*TASK TO CARRY OUT*:
Set the data down again, exactly as it reads, but without the pictures.

*DATA TO PROCESS*:
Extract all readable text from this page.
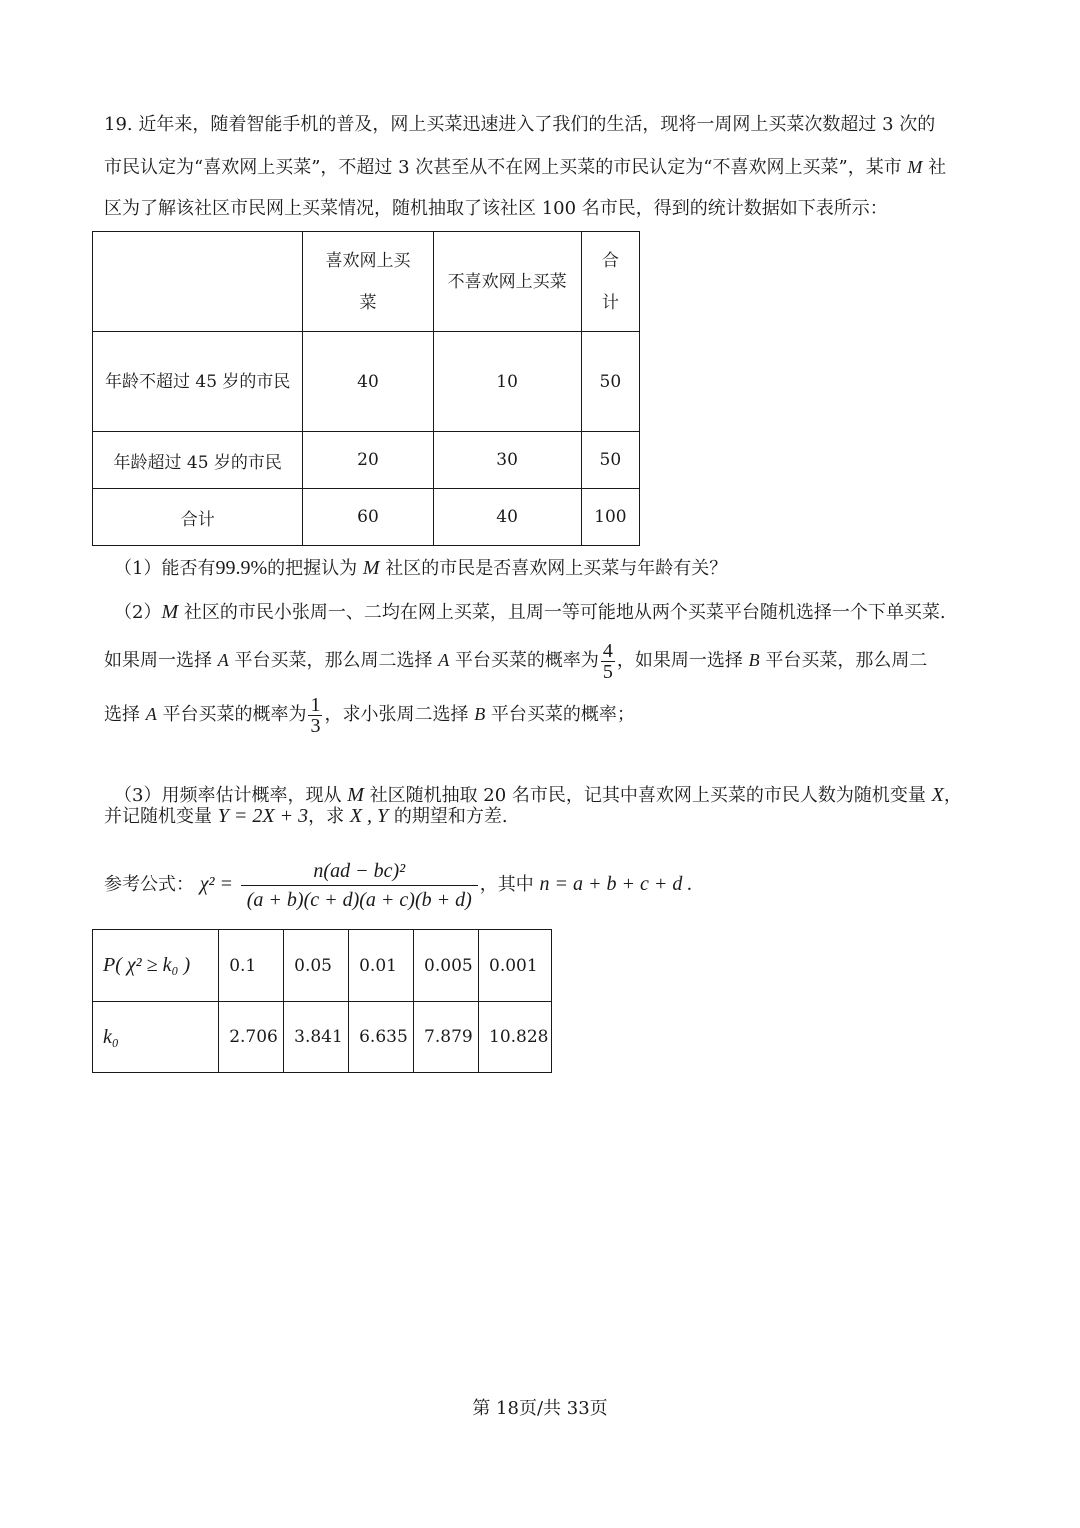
19. 近年来，随着智能手机的普及，网上买菜迅速进入了我们的生活，现将一周网上买菜次数超过 3 次的
市民认定为“喜欢网上买菜”，不超过 3 次甚至从不在网上买菜的市民认定为“不喜欢网上买菜”，某市 M 社
区为了解该社区市民网上买菜情况，随机抽取了该社区 100 名市民，得到的统计数据如下表所示：

	喜欢网上买菜	不喜欢网上买菜	合计

年龄不超过 45 岁的市民	40	10	50
年龄超过 45 岁的市民	20	30	50
合计	60	40	100
（1）能否有99.9%的把握认为 M 社区的市民是否喜欢网上买菜与年龄有关？
（2）M 社区的市民小张周一、二均在网上买菜，且周一等可能地从两个买菜平台随机选择一个下单买菜.
如果周一选择 A 平台买菜，那么周二选择 A 平台买菜的概率为 $\frac{4}{5}$ ，如果周一选择 B 平台买菜，那么周二
选择 A 平台买菜的概率为 $\frac{1}{3}$ ，求小张周二选择 B 平台买菜的概率；
（3）用频率估计概率，现从 M 社区随机抽取 20 名市民，记其中喜欢网上买菜的市民人数为随机变量 X，
并记随机变量 Y = 2X + 3，求 X , Y 的期望和方差.
参考公式： $\chi^2 = \frac{\text{n(ad − bc)²}}{(a + b)(c + d)(a + c)(b + d)}$ ，其中 n = a + b + c + d .
P( χ² ≥ k₀ )	0.1	0.05	0.01	0.005	0.001
k₀	2.706	3.841	6.635	7.879	10.828
第 18页/共 33页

*OUTPUT BELOW*:
Extract all readable text from this page.
19. 近年来，随着智能手机的普及，网上买菜迅速进入了我们的生活，现将一周网上买菜次数超过 3 次的
市民认定为“喜欢网上买菜”，不超过 3 次甚至从不在网上买菜的市民认定为“不喜欢网上买菜”，某市 M 社
区为了解该社区市民网上买菜情况，随机抽取了该社区 100 名市民，得到的统计数据如下表所示：

	喜欢网上买菜	不喜欢网上买菜	合计

年龄不超过 45 岁的市民	40	10	50
年龄超过 45 岁的市民	20	30	50
合计	60	40	100
（1）能否有99.9%的把握认为 M 社区的市民是否喜欢网上买菜与年龄有关？
（2）M 社区的市民小张周一、二均在网上买菜，且周一等可能地从两个买菜平台随机选择一个下单买菜.
如果周一选择 A 平台买菜，那么周二选择 A 平台买菜的概率为 $\frac{4}{5}$ ，如果周一选择 B 平台买菜，那么周二
选择 A 平台买菜的概率为 $\frac{1}{3}$ ，求小张周二选择 B 平台买菜的概率；
（3）用频率估计概率，现从 M 社区随机抽取 20 名市民，记其中喜欢网上买菜的市民人数为随机变量 X，
并记随机变量 Y = 2X + 3，求 X , Y 的期望和方差.
参考公式： $\chi^2 = \frac{\text{n(ad − bc)²}}{(a + b)(c + d)(a + c)(b + d)}$ ，其中 n = a + b + c + d .
P( χ² ≥ k₀ )	0.1	0.05	0.01	0.005	0.001
k₀	2.706	3.841	6.635	7.879	10.828
第 18页/共 33页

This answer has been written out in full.